Problem description :: Gather each line of the entries below that includes "this".

Extracted data ::
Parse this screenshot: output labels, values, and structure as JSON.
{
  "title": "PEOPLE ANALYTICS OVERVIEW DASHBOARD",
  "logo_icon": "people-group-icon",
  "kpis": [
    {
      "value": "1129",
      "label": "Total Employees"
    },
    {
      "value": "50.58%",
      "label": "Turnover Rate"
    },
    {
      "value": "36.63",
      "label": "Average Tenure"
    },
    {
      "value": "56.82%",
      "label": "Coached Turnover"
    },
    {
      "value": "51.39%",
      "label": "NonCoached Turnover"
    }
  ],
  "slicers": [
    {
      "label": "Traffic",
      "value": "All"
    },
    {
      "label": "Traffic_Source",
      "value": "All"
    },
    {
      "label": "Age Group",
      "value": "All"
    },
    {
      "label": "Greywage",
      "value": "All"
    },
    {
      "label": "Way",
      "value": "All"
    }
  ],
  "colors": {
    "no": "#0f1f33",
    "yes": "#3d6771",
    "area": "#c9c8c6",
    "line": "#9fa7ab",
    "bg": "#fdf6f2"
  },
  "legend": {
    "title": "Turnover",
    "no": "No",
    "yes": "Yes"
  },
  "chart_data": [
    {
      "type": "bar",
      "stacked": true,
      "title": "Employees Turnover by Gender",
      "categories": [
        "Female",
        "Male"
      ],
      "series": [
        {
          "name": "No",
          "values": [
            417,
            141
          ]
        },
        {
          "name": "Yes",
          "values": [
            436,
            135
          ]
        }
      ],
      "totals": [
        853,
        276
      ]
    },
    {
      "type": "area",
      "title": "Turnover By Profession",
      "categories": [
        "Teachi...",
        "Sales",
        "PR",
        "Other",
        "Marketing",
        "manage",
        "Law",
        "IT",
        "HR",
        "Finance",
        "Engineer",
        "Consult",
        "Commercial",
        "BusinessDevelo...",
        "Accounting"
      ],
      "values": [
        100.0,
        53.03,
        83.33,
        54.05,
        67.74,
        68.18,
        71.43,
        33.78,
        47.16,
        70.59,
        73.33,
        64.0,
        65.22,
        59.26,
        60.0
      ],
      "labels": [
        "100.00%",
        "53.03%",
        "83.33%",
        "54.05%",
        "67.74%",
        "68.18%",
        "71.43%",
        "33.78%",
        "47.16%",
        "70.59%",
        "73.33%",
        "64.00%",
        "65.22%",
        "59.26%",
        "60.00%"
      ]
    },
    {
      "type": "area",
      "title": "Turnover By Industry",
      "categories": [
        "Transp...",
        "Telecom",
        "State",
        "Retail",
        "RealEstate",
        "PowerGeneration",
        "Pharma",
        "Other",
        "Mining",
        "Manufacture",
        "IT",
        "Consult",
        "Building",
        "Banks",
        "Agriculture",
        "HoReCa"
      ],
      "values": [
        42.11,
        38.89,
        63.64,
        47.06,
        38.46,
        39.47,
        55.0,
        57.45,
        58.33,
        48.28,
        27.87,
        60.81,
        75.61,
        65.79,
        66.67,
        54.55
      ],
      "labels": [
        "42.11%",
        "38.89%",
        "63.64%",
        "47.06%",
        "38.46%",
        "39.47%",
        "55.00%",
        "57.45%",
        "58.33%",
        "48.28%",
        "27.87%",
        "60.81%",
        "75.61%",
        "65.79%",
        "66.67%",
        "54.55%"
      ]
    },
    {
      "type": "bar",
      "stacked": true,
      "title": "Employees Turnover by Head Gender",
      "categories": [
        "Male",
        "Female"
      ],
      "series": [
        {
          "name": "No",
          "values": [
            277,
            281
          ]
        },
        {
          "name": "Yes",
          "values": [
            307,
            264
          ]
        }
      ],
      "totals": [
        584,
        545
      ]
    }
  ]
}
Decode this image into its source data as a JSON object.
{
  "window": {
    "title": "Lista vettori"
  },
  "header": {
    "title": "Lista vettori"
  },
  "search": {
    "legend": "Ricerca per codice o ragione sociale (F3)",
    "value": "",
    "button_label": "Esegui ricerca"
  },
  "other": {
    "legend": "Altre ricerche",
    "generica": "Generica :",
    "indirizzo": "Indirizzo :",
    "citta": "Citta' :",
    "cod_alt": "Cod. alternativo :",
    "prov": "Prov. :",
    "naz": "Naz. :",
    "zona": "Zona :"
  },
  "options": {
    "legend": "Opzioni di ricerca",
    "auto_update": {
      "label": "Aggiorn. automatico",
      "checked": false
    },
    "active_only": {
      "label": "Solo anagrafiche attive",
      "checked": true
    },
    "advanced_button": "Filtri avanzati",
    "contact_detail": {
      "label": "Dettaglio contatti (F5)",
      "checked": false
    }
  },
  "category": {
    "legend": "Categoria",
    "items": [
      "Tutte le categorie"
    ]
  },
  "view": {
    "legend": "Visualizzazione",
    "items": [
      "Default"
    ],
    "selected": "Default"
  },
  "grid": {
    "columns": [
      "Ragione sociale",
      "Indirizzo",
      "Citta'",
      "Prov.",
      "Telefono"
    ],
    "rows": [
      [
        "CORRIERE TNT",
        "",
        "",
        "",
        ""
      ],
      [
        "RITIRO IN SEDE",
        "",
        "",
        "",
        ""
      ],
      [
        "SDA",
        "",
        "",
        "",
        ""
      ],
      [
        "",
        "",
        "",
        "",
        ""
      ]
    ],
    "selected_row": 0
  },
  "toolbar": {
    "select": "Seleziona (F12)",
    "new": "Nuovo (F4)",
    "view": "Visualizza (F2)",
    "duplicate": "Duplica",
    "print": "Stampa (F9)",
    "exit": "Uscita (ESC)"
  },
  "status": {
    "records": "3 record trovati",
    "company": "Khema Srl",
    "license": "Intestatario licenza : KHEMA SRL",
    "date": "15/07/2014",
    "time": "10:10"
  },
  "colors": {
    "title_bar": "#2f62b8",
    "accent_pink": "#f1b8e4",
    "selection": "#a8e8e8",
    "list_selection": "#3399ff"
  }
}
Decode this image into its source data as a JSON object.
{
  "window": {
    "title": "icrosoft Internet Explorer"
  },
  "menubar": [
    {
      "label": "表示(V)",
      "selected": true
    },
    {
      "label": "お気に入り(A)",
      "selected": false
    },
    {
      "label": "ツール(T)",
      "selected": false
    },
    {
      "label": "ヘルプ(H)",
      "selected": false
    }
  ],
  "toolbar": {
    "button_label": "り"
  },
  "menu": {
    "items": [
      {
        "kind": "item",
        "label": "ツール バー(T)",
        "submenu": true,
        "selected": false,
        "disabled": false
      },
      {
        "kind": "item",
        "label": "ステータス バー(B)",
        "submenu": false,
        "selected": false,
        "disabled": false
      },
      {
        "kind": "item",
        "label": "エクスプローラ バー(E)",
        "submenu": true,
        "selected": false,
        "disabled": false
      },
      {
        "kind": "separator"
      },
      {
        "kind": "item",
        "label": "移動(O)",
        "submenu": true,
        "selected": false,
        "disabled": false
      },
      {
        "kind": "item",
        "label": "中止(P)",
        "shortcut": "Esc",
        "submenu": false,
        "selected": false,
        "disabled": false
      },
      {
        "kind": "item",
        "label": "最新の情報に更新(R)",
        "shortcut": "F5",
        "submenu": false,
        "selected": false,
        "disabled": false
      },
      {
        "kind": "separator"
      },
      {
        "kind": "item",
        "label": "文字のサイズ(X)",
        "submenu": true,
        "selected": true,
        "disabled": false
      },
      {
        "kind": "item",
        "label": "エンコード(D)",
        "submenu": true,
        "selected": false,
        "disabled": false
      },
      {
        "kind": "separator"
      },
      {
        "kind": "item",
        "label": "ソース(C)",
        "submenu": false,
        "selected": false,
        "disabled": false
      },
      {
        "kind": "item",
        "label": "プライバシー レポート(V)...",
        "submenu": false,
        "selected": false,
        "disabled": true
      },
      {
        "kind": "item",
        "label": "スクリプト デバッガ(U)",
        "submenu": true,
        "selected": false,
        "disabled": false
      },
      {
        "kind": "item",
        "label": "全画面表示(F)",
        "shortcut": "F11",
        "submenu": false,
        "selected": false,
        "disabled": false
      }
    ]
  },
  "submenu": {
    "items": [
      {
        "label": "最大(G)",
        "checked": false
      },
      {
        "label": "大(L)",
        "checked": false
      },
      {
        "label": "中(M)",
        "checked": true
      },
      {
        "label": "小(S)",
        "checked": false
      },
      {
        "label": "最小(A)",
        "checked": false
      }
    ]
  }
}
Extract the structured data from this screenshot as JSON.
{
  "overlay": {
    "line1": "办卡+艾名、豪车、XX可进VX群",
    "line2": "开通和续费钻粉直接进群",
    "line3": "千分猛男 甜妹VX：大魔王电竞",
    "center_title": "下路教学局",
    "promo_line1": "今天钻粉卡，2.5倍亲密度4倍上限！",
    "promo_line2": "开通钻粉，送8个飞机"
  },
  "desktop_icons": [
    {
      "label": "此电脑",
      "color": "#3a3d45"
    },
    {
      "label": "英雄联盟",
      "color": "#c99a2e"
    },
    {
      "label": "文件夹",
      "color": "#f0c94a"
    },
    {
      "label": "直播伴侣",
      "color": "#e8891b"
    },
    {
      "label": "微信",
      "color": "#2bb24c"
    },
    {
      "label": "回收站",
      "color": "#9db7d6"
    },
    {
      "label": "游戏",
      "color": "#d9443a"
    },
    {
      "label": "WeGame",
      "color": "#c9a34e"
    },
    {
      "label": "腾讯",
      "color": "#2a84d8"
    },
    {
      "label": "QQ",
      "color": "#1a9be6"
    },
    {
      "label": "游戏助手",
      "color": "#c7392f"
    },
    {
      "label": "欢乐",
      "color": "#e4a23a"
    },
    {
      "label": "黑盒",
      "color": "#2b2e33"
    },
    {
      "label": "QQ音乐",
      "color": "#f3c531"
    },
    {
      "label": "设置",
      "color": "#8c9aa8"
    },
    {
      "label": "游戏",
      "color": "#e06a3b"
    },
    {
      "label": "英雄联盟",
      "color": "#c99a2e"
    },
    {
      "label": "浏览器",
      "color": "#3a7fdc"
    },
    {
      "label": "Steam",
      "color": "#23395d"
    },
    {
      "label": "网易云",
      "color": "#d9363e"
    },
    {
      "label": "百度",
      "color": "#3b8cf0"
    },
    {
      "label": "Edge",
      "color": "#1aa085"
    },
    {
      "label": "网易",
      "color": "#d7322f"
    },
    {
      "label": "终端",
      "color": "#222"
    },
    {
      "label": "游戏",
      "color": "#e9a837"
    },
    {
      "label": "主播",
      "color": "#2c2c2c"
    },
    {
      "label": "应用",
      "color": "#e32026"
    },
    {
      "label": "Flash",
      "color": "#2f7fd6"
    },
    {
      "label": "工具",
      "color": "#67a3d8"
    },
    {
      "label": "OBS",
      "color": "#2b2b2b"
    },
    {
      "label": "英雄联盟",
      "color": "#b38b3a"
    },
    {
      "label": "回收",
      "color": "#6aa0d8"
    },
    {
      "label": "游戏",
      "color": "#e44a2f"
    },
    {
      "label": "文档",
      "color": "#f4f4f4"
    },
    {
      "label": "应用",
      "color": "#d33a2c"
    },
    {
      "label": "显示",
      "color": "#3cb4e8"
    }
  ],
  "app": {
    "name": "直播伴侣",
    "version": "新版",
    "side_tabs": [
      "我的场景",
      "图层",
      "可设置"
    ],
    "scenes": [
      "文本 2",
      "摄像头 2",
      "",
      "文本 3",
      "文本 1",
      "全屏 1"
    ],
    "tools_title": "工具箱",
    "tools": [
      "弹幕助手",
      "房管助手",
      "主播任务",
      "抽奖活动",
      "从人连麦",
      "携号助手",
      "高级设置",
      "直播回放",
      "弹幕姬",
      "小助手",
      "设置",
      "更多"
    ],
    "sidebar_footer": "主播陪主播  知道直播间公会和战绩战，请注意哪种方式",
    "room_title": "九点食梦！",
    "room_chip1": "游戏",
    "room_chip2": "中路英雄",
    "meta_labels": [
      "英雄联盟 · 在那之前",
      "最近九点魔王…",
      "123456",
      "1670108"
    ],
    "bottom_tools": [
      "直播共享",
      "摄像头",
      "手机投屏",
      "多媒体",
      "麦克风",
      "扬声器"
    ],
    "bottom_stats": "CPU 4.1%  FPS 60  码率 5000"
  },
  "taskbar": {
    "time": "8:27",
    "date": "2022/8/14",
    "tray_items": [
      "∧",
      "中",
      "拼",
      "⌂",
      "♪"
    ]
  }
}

Expected answer ::
Parse this screenshot: output labels, values, and structure as JSON.
Decode this image into its source data as a JSON object.
Decode this image into its source data as a JSON object.
Extract the structured data from this screenshot as JSON.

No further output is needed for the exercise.